* [Provided text]:
>> START

Topics of Interest

The Honourable Bill Bennett’s Response

Bill Bennett has responded on Facebook to his constituents’ concerns on the new allocation split decision from government:

“Frankly, Steve doesn’t need the votes to get elected and I’m not running again so all the threats don’t mean sh!t to us.”

Bill Bennett Facebook Quote

The Humble But Effective Start to the Resident Priority Movement in BC

BC Resident Action for Mountain Sheep or RAMS was started in the mid 1970’s in Fort St. John by a small number of resident hunters over a concern on the impact by the guide outfitting industry on mountain sheep populations and resident opportunities. Members of the RAMS executive met with elected government officials in Victoria and the concerns expressed were largely ignored. The lack of action on behalf of residents by government resulted in a media campaign in the form of a series of news papers that were distributed to the majority of sheep hunters around the province. This media campaign and the accompanying pressure from resident hunters got the attention of government and ultimately lead to guide outfitters going on quota for Stone’s Sheep.

Resident Action for Mountain Sheep Newsletter Image

 

Read the full RAMS Newspaper (64 MB)

>> END

* [Data shown]:
>> START

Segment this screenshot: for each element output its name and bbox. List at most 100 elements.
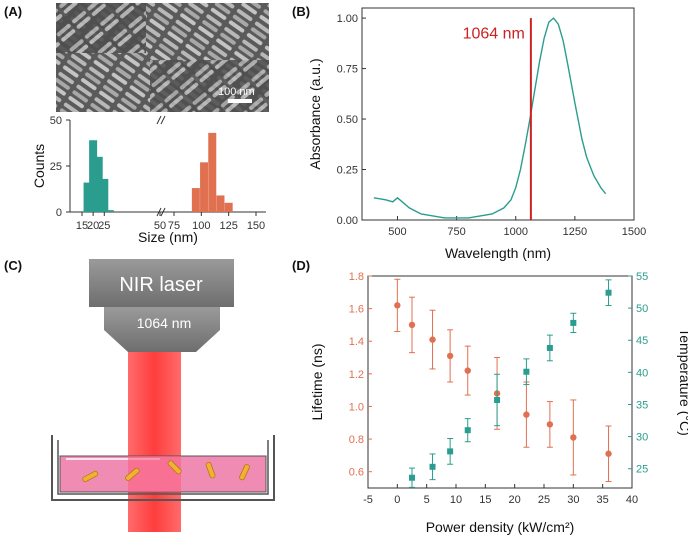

>> END

* [Task requirements]:
1. Print the passage from "BC Resident Action" up to and including "Newspaper (64 MB)" from the resident hunters page, keeping every character as it appears.
2. In the resident hunters page, for which species did guide outfitters ultimately go on quota?
3. Extend the resident hunters page with the next part, starting right after its final line.

* [Task responses]:
1.
BC Resident Action for Mountain Sheep or RAMS was started in the mid 1970’s in Fort St. John by a small number of resident hunters over a concern on the impact by the guide outfitting industry on mountain sheep populations and resident opportunities. Members of the RAMS executive met with elected government officials in Victoria and the concerns expressed were largely ignored. The lack of action on behalf of residents by government resulted in a media campaign in the form of a series of news papers that were distributed to the majority of sheep hunters around the province. This media campaign and the accompanying pressure from resident hunters got the attention of government and ultimately lead to guide outfitters going on quota for Stone’s Sheep.

Resident Action for Mountain Sheep Newsletter Image

 

Read the full RAMS Newspaper (64 MB)

2. Stone's Sheep.

3.
Minister Steve Thomson Makes an Allocation Decision

On Wednesday, December 10, 2014 the BCWF received Minister Steve Thomson’s decision on allocation, including “regionally tailored” splits between residents and non-residents. The allocation splits represent a degradation of resident priority with an increased share going to guided hunters in many cases. Your displeasure of this decision must be made loud and clear to your MLA, Minister Thomson, and Premier Christy Clark.

Letter from Minister Steve Thomson to BCWF president George Wilson explaining his allocation decision.

Allocation Splits.

Does the Province Support BC Resident Families or Foreign Trophy Hunters?

The BC Guide Outfitting industry that harvest wildlife for profit, and their foreign trophy hunting clients have become the subject of much controversy amongst the resident hunting community throughout BC, and the BC Wildlife Federation. At the heart of the issue is the Guide Outfitters Association of BC (GOABC) lobbying Minister of FLNRO Steve Thomson and Premier Christy Clark to remove more wildlife harvest allocations from 100,000 resident hunter to 210 Guide Outfitters throughout BC. Ultimately the GOABC is asking that Government hand over substantially more BC resident wildlife allocations to Guide Outfitters.

What does this mean for resident hunters? Much less opportunity to fill your freezers with organic meat, increased odds on Limited Entry, and less opportunity for resident hunters to hunt overall. This in an effort by the GOABC to prop up commercial trophy hunting primarily for foreigners, at the expense of BC residents.

Other North American jurisdictions allow commercial hunting interests 10% or less of allocated species. Here in BC Guide Outfitters have successfully lobbied the Minister to allocate (give them) up to 40% of allocated wildlife species.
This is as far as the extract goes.